WHAT YOU ARE ASKED TO DO
Tally every line of the listing below that holds "JSON", then give the tally alone.

-=-=-=-=-

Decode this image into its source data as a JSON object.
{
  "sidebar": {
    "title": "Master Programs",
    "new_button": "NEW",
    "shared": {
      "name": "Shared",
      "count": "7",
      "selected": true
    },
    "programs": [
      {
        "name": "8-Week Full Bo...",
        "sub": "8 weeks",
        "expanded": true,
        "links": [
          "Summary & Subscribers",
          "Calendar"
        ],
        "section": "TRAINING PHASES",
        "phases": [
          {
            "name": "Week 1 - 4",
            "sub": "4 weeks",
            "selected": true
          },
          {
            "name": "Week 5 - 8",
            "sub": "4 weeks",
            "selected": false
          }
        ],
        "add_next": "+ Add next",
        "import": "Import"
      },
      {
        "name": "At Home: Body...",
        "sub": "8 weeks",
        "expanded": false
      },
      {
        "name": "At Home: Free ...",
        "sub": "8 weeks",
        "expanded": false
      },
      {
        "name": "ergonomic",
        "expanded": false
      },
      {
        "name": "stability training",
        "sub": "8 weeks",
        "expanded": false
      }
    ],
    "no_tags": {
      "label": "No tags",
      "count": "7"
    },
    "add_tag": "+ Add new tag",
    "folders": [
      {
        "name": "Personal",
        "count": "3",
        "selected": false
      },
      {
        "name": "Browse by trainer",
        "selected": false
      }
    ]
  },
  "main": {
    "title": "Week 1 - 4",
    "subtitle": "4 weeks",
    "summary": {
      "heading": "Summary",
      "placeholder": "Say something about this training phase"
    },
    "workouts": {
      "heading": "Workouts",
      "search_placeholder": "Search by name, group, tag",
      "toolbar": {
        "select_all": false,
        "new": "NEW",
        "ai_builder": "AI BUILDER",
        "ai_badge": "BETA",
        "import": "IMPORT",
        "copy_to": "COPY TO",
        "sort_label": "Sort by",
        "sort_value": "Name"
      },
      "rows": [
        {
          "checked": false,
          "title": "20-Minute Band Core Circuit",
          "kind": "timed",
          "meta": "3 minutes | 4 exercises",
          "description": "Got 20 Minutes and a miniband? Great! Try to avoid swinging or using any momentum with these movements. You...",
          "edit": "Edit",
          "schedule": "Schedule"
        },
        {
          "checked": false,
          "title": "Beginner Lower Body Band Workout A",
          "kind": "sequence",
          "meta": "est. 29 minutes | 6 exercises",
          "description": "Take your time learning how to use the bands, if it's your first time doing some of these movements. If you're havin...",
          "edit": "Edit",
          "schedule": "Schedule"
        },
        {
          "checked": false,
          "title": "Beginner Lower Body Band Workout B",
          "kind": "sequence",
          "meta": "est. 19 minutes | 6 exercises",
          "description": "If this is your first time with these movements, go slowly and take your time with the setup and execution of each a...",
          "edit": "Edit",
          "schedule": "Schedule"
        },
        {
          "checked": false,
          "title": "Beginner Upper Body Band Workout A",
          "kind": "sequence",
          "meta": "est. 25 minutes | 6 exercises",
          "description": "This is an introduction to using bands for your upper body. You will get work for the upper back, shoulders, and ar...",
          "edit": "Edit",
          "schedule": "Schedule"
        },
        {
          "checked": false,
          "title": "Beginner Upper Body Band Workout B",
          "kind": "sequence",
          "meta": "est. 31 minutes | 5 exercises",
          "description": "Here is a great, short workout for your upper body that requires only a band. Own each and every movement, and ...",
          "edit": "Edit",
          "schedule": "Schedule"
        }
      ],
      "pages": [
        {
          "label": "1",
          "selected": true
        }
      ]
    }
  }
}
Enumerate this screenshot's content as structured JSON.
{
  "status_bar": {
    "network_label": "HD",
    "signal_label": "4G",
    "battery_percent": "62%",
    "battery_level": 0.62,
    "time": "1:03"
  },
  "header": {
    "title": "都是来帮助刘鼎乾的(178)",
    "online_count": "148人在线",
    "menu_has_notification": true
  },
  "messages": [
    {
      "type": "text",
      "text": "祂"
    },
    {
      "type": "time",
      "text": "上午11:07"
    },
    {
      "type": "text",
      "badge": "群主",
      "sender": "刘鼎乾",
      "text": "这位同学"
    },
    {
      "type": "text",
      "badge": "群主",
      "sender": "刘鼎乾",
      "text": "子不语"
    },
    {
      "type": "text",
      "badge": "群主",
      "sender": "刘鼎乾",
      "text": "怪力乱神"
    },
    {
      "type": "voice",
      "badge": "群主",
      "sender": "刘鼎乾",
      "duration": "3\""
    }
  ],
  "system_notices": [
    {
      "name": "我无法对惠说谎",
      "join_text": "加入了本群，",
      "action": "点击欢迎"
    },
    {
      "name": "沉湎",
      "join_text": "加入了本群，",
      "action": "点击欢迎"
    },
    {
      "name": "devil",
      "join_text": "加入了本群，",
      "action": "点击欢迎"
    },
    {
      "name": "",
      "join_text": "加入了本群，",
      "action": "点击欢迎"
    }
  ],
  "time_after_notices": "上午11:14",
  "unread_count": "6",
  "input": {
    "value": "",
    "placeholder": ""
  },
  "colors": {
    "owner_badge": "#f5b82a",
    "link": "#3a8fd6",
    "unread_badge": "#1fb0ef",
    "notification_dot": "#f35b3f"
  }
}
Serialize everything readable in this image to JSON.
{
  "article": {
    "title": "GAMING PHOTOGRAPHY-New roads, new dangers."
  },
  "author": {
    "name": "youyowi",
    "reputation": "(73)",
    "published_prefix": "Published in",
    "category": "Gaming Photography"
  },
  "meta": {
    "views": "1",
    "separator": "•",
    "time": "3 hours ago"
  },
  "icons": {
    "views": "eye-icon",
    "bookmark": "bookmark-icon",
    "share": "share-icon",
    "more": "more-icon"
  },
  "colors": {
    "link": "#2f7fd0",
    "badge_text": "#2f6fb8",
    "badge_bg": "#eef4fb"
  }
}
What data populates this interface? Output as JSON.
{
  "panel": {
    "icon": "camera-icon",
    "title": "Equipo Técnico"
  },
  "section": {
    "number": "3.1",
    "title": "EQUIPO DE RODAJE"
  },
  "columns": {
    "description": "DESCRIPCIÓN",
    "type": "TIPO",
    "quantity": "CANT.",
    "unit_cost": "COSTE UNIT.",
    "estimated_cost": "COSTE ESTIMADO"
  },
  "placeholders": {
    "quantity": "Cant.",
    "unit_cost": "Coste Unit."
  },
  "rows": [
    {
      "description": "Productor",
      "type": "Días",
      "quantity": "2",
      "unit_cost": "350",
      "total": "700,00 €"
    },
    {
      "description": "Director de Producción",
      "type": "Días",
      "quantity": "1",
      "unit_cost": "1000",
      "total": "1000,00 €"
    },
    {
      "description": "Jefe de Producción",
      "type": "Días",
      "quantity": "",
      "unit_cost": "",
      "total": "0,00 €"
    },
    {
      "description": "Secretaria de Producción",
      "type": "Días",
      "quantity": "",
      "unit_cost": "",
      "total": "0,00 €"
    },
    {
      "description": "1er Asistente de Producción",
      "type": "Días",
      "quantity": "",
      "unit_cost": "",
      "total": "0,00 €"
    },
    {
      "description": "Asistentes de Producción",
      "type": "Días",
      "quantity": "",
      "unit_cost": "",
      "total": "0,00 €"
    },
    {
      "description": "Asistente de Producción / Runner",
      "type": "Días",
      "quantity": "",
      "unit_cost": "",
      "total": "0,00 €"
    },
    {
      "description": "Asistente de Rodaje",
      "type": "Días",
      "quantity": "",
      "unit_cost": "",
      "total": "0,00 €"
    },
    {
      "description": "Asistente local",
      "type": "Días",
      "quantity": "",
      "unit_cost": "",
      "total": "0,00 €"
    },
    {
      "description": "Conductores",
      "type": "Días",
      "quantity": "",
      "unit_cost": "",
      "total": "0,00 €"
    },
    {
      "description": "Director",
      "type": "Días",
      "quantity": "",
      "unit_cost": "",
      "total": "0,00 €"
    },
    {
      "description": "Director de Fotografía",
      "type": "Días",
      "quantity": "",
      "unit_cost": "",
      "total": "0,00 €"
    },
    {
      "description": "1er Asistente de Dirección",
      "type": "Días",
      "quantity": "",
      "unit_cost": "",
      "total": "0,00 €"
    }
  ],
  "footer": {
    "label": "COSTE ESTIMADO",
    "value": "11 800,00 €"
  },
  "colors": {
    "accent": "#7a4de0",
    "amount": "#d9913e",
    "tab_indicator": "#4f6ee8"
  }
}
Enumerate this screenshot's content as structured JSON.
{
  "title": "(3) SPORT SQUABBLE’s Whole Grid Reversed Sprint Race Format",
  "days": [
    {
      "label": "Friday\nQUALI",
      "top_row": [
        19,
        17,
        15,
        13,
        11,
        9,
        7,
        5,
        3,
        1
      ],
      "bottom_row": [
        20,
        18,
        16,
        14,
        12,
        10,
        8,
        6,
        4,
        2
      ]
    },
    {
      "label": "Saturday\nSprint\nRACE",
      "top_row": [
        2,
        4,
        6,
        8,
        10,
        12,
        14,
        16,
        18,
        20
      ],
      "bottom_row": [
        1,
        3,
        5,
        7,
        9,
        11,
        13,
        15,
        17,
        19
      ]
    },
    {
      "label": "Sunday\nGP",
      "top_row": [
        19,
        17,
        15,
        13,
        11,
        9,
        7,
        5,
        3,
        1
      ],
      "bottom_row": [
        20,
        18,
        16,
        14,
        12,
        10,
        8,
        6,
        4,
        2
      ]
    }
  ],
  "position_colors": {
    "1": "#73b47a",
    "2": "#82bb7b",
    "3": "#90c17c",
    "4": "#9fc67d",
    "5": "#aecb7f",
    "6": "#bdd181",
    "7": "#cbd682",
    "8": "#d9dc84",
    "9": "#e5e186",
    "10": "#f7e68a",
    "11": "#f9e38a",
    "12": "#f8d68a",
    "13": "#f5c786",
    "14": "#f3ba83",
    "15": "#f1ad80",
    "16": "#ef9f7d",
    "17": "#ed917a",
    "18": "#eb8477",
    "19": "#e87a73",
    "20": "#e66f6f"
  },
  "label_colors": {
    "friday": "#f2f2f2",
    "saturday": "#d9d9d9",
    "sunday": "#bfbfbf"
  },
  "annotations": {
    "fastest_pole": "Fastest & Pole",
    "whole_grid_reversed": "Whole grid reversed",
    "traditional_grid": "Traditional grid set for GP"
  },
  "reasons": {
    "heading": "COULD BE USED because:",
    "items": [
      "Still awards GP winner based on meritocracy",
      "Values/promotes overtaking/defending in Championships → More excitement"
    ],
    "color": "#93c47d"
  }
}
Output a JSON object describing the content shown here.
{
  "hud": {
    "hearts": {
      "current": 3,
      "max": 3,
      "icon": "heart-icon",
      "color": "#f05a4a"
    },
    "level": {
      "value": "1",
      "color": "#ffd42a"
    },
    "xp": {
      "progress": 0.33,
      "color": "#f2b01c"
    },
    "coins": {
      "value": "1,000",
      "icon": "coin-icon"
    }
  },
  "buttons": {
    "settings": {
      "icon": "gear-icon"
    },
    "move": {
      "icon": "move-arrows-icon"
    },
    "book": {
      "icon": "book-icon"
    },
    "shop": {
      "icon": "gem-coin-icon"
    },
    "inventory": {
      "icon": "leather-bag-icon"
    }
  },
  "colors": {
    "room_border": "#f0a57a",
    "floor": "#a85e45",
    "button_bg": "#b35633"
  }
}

-=-=-=-=-

TASK RESPONSE
6